Record set>
____
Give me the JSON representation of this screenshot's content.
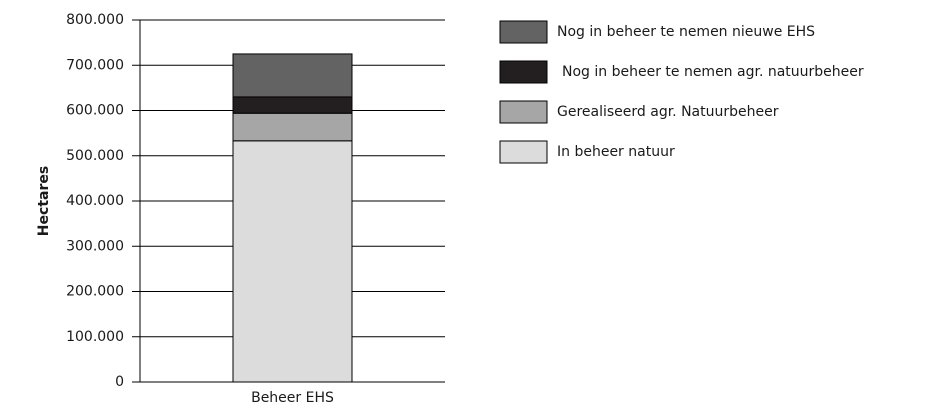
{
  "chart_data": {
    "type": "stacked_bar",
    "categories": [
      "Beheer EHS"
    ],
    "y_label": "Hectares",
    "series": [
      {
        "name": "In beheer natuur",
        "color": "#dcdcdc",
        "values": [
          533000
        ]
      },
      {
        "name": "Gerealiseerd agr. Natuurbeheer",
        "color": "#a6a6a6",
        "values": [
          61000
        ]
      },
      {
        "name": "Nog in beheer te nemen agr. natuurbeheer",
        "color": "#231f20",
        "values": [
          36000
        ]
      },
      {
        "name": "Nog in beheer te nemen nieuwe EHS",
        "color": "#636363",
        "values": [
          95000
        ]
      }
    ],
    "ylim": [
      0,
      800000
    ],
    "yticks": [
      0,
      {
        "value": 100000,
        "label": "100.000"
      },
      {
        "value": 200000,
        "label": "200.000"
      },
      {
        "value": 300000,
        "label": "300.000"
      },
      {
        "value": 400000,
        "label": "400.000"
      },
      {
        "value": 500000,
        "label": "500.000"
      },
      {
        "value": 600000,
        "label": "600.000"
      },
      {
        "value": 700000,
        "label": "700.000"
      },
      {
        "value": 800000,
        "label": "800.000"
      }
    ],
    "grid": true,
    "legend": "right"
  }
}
____
Work instructions> Copy each line above that contains the word "name".

Solution>
        "name": "In beheer natuur",
        "name": "Gerealiseerd agr. Natuurbeheer",
        "name": "Nog in beheer te nemen agr. natuurbeheer",
        "name": "Nog in beheer te nemen nieuwe EHS",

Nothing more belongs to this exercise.